*Prompt*:
Reproduce all of the rows below, replacing "app screenshot" with "mobile screen capture" wherever it occurs and keeping everything else unchanged. Omit the pictures from your answer.

[start]

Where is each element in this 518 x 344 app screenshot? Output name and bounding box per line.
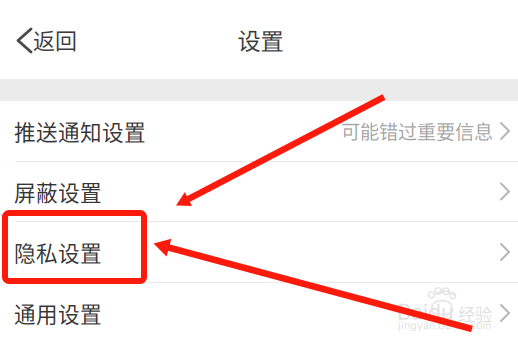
button[interactable]: 推送通知设置 [0, 101, 518, 161]
staticText: 可能错过重要信息 [341, 117, 493, 145]
staticText: 通用设置 [14, 297, 102, 329]
staticText: 设置 [238, 23, 284, 56]
staticText: Baidu [397, 299, 454, 325]
staticText: 经验 [458, 301, 492, 326]
button[interactable]: 通用设置 [0, 283, 518, 343]
button[interactable]: 返回 [0, 0, 87, 79]
staticText: 隐私设置 [14, 236, 102, 268]
staticText: 返回 [33, 24, 77, 56]
staticText: 屏蔽设置 [14, 176, 102, 207]
staticText: jingyan.baidu.com [398, 319, 491, 332]
staticText: 推送通知设置 [14, 115, 146, 147]
button[interactable]: 屏蔽设置 [0, 162, 518, 221]
button[interactable]: 隐私设置 [0, 222, 518, 282]
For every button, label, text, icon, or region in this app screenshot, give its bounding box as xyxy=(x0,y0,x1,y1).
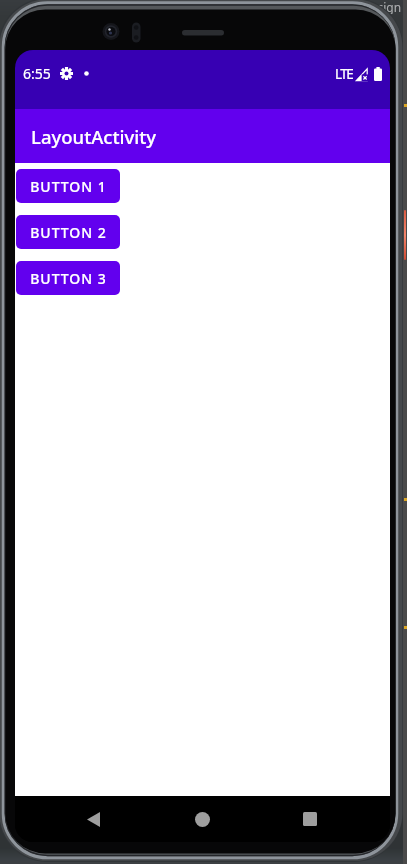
staticText: BUTTON 3 xyxy=(30,269,107,288)
button[interactable]: Recent apps xyxy=(288,797,332,841)
button[interactable]: BUTTON 3 xyxy=(16,261,120,295)
button[interactable]: Back xyxy=(71,797,115,841)
staticText: LTE xyxy=(335,65,353,83)
staticText: LayoutActivity xyxy=(31,124,157,149)
button[interactable]: BUTTON 2 xyxy=(16,215,120,249)
staticText: BUTTON 2 xyxy=(30,223,107,242)
button[interactable]: BUTTON 1 xyxy=(16,169,120,203)
staticText: BUTTON 1 xyxy=(30,177,107,196)
button[interactable]: Home xyxy=(180,797,224,841)
staticText: 6:55 xyxy=(23,64,51,83)
staticText: Design xyxy=(362,0,402,14)
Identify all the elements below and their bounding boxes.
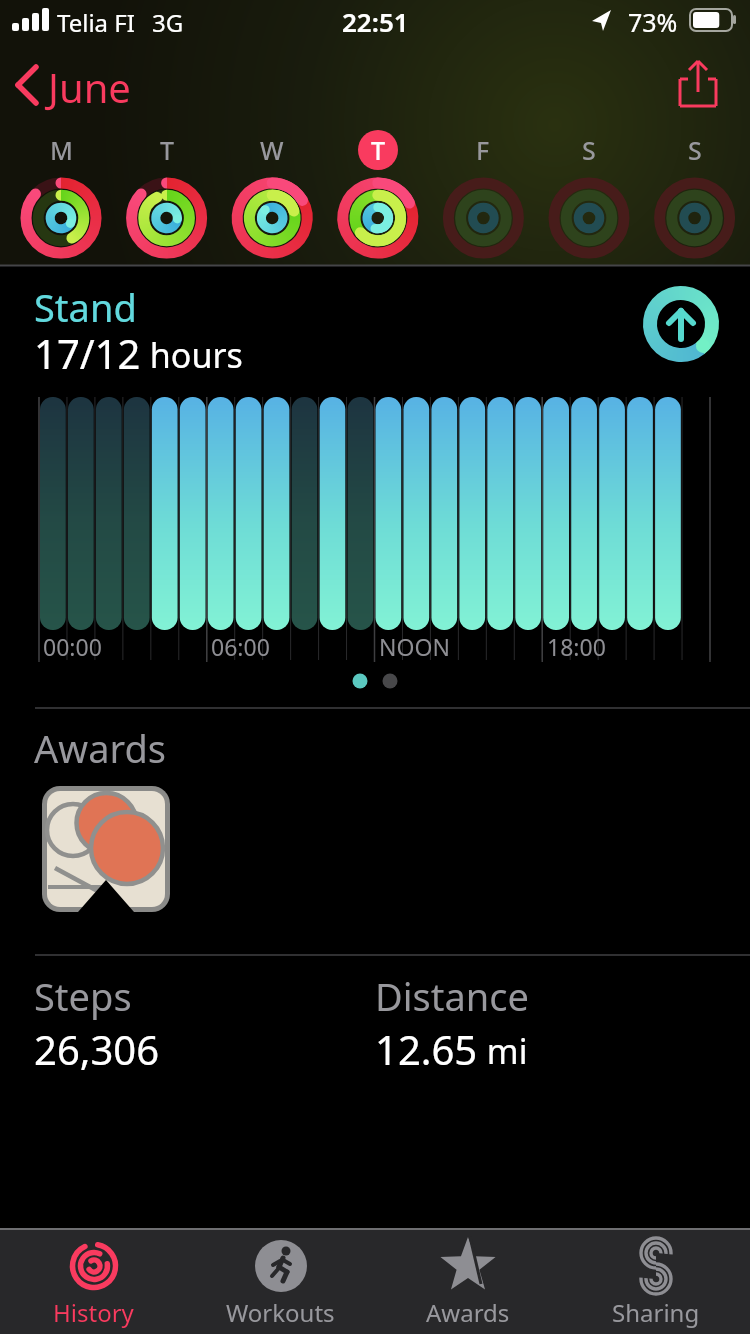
staticText: F <box>476 133 490 167</box>
staticText: 73% <box>628 5 678 39</box>
staticText: hours <box>141 332 243 378</box>
staticText: Steps <box>34 970 132 1022</box>
staticText: 12.65 <box>375 1022 478 1076</box>
staticText: NOON <box>379 631 450 662</box>
button[interactable]: T <box>358 130 398 170</box>
staticText: Awards <box>34 722 166 774</box>
button[interactable]: T <box>147 130 187 170</box>
staticText: Stand <box>34 281 137 333</box>
staticText: T <box>160 133 175 167</box>
staticText: T <box>371 133 386 167</box>
button[interactable]: F <box>463 130 503 170</box>
button[interactable]: Awards <box>374 1228 562 1334</box>
button[interactable]: S <box>569 130 609 170</box>
staticText: History <box>53 1296 134 1329</box>
staticText: 22:51 <box>342 4 409 39</box>
staticText: June <box>48 60 131 114</box>
staticText: S <box>582 133 596 167</box>
button[interactable] <box>642 285 720 363</box>
button[interactable] <box>40 785 170 915</box>
staticText: 18:00 <box>547 631 606 662</box>
button[interactable] <box>672 56 724 112</box>
button[interactable]: W <box>252 130 292 170</box>
staticText: M <box>50 133 73 167</box>
button[interactable]: June <box>0 60 83 114</box>
staticText: 00:00 <box>43 631 102 662</box>
staticText: S <box>688 133 702 167</box>
button[interactable]: History <box>0 1228 187 1334</box>
staticText: Awards <box>426 1296 510 1329</box>
staticText: 17/12 <box>34 326 141 380</box>
staticText: W <box>260 133 284 167</box>
staticText: Sharing <box>612 1296 700 1329</box>
button[interactable]: M <box>41 130 81 170</box>
button[interactable]: S <box>675 130 715 170</box>
button[interactable]: Sharing <box>562 1228 750 1334</box>
staticText: mi <box>478 1028 528 1074</box>
staticText: Distance <box>375 970 529 1022</box>
staticText: 26,306 <box>34 1022 160 1076</box>
button[interactable]: Workouts <box>187 1228 374 1334</box>
staticText: 3G <box>152 6 184 39</box>
staticText: Telia FI <box>57 6 135 39</box>
staticText: Workouts <box>226 1296 335 1329</box>
staticText: 06:00 <box>211 631 270 662</box>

[end]

*Exercise result*:
Where is each element in this 518 x 344 mobile screen capture? Output name and bounding box per line.
button[interactable]: 推送通知设置 [0, 101, 518, 161]
staticText: 可能错过重要信息 [341, 117, 493, 145]
staticText: 通用设置 [14, 297, 102, 329]
staticText: 设置 [238, 23, 284, 56]
staticText: Baidu [397, 299, 454, 325]
staticText: 经验 [458, 301, 492, 326]
button[interactable]: 通用设置 [0, 283, 518, 343]
button[interactable]: 返回 [0, 0, 87, 79]
staticText: 隐私设置 [14, 236, 102, 268]
staticText: 返回 [33, 24, 77, 56]
staticText: 屏蔽设置 [14, 176, 102, 207]
staticText: jingyan.baidu.com [398, 319, 491, 332]
staticText: 推送通知设置 [14, 115, 146, 147]
button[interactable]: 屏蔽设置 [0, 162, 518, 221]
button[interactable]: 隐私设置 [0, 222, 518, 282]
For every button, label, text, icon, or region in this mobile screen capture, give its bounding box as xyxy=(x0,y0,x1,y1).
staticText: BUTTON 3 xyxy=(30,269,107,288)
button[interactable]: Recent apps xyxy=(288,797,332,841)
button[interactable]: BUTTON 3 xyxy=(16,261,120,295)
button[interactable]: Back xyxy=(71,797,115,841)
staticText: LTE xyxy=(335,65,353,83)
staticText: LayoutActivity xyxy=(31,124,157,149)
button[interactable]: BUTTON 2 xyxy=(16,215,120,249)
staticText: BUTTON 2 xyxy=(30,223,107,242)
button[interactable]: BUTTON 1 xyxy=(16,169,120,203)
staticText: BUTTON 1 xyxy=(30,177,107,196)
button[interactable]: Home xyxy=(180,797,224,841)
staticText: 6:55 xyxy=(23,64,51,83)
staticText: Design xyxy=(362,0,402,14)
Identify all the elements below and their bounding boxes.
staticText: F <box>476 133 490 167</box>
staticText: 73% <box>628 5 678 39</box>
staticText: hours <box>141 332 243 378</box>
staticText: Steps <box>34 970 132 1022</box>
staticText: 12.65 <box>375 1022 478 1076</box>
staticText: NOON <box>379 631 450 662</box>
button[interactable]: T <box>358 130 398 170</box>
staticText: Awards <box>34 722 166 774</box>
button[interactable]: T <box>147 130 187 170</box>
staticText: Stand <box>34 281 137 333</box>
staticText: T <box>160 133 175 167</box>
staticText: T <box>371 133 386 167</box>
button[interactable]: F <box>463 130 503 170</box>
button[interactable]: Awards <box>374 1228 562 1334</box>
button[interactable]: S <box>569 130 609 170</box>
staticText: History <box>53 1296 134 1329</box>
staticText: 22:51 <box>342 4 409 39</box>
staticText: June <box>48 60 131 114</box>
staticText: S <box>582 133 596 167</box>
button[interactable] <box>642 285 720 363</box>
button[interactable] <box>40 785 170 915</box>
staticText: 18:00 <box>547 631 606 662</box>
button[interactable] <box>672 56 724 112</box>
button[interactable]: W <box>252 130 292 170</box>
staticText: M <box>50 133 73 167</box>
button[interactable]: June <box>0 60 83 114</box>
staticText: 00:00 <box>43 631 102 662</box>
staticText: S <box>688 133 702 167</box>
button[interactable]: History <box>0 1228 187 1334</box>
staticText: Awards <box>426 1296 510 1329</box>
staticText: 17/12 <box>34 326 141 380</box>
staticText: W <box>260 133 284 167</box>
staticText: Sharing <box>612 1296 700 1329</box>
button[interactable]: M <box>41 130 81 170</box>
button[interactable]: S <box>675 130 715 170</box>
button[interactable]: Sharing <box>562 1228 750 1334</box>
staticText: mi <box>478 1028 528 1074</box>
staticText: Distance <box>375 970 529 1022</box>
staticText: 26,306 <box>34 1022 160 1076</box>
button[interactable]: Workouts <box>187 1228 374 1334</box>
staticText: 3G <box>152 6 184 39</box>
staticText: Telia FI <box>57 6 135 39</box>
staticText: Workouts <box>226 1296 335 1329</box>
staticText: 06:00 <box>211 631 270 662</box>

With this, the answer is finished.